**WRITTEN PROBLEM**
Using the material that follows, identify and copy each line with the string "this".

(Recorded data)
※
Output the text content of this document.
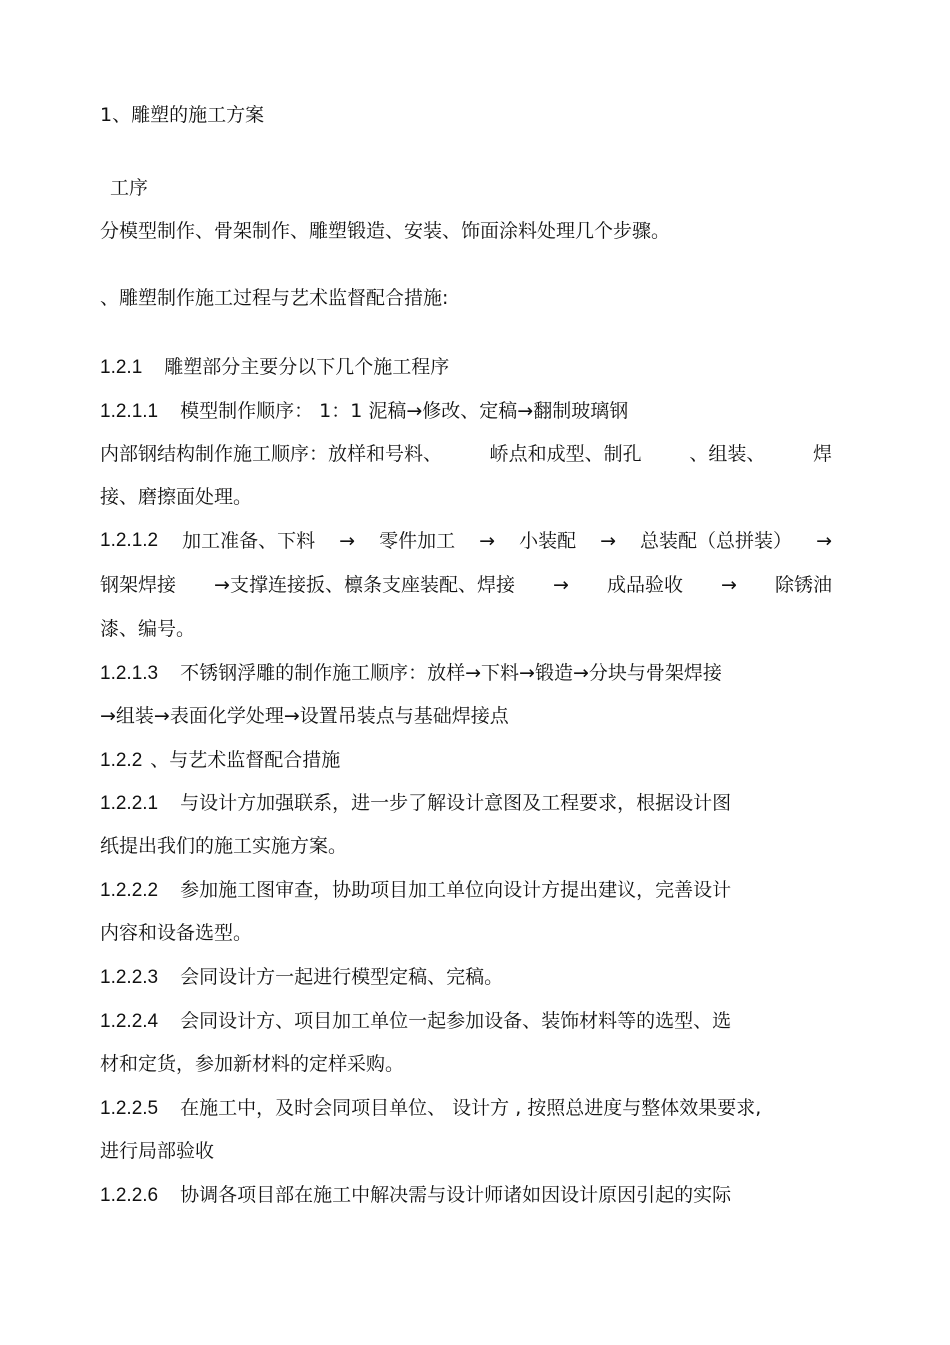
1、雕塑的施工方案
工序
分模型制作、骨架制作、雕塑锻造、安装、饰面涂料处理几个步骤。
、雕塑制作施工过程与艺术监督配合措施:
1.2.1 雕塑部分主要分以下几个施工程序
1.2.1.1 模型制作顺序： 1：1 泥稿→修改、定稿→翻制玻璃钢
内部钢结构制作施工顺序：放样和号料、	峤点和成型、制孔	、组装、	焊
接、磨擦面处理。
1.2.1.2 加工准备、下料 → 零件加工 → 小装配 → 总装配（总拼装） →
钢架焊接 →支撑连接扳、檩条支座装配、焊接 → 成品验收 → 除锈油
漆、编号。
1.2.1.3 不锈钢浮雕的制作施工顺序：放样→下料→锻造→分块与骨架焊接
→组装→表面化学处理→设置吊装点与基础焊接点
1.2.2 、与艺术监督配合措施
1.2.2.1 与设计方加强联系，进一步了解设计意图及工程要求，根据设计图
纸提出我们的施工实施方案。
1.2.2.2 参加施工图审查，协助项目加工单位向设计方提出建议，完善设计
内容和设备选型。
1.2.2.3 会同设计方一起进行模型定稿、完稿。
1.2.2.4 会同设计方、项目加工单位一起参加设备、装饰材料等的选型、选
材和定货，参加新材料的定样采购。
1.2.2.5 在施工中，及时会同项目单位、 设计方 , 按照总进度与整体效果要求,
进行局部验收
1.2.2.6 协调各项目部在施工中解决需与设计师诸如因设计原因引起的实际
※
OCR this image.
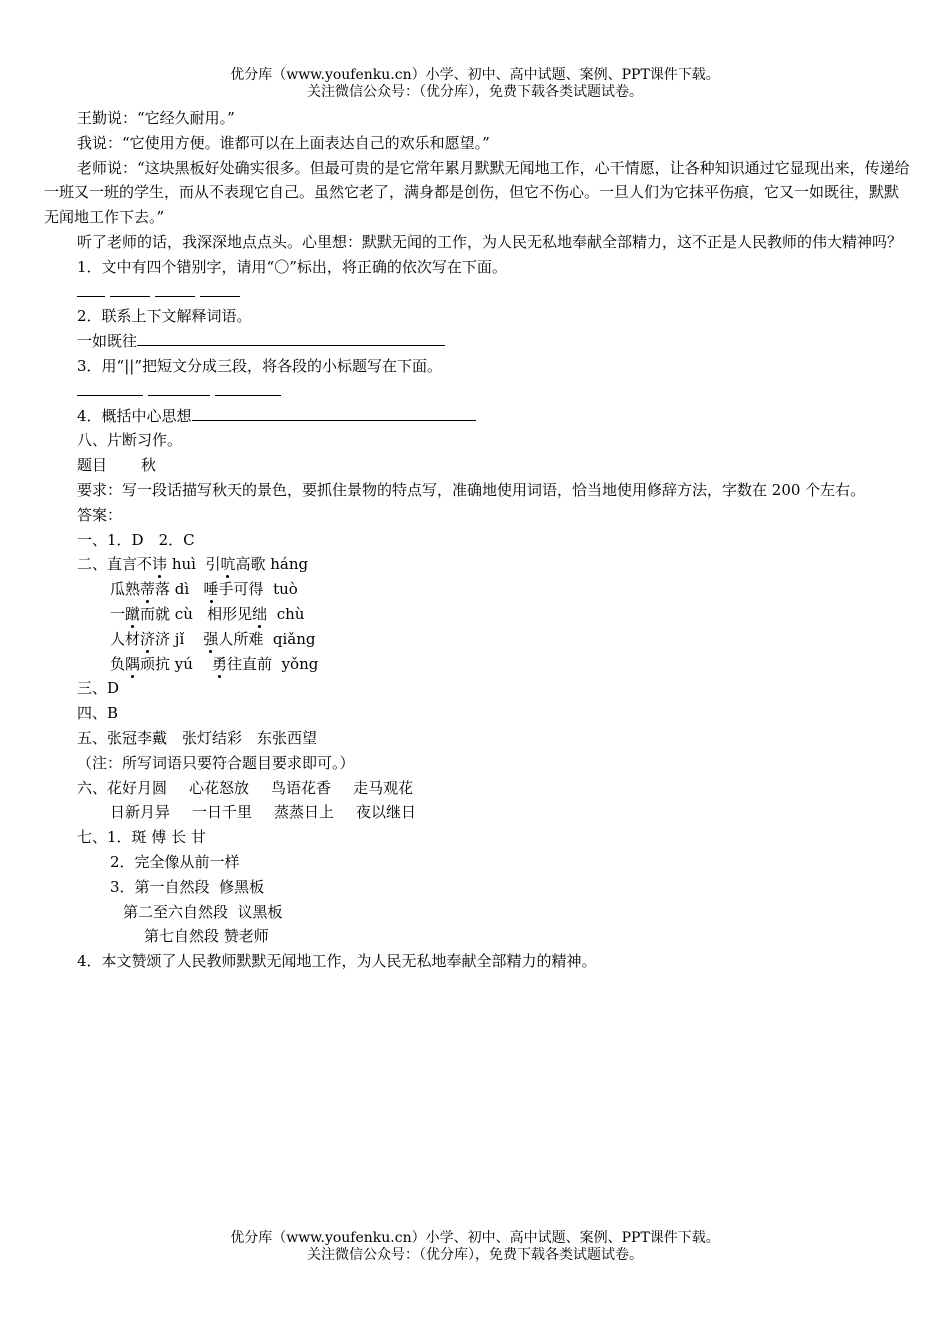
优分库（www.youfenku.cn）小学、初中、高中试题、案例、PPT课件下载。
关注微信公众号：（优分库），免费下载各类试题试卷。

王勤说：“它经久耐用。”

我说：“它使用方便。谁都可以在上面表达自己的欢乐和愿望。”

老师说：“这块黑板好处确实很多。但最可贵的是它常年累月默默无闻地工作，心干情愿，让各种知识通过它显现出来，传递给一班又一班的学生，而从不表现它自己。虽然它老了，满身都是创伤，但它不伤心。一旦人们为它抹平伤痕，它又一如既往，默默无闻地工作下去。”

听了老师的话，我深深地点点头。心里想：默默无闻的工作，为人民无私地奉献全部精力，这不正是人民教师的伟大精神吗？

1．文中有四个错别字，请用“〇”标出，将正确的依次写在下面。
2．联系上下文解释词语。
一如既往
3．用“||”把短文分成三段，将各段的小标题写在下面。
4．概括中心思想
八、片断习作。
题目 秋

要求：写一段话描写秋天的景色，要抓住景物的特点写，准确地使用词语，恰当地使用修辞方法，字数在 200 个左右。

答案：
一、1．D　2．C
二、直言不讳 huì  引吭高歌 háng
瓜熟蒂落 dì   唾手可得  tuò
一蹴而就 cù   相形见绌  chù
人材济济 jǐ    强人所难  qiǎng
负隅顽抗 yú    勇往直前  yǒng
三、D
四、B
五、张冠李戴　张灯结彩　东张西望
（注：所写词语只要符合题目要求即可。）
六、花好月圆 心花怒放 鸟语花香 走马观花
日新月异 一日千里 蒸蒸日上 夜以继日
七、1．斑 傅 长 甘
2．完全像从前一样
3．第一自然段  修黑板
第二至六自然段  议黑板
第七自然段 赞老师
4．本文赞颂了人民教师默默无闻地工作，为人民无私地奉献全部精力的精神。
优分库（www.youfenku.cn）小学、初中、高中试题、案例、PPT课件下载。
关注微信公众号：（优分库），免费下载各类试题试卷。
※
**TASK SOLUTION**
Output the text content of this document.
OCR this image.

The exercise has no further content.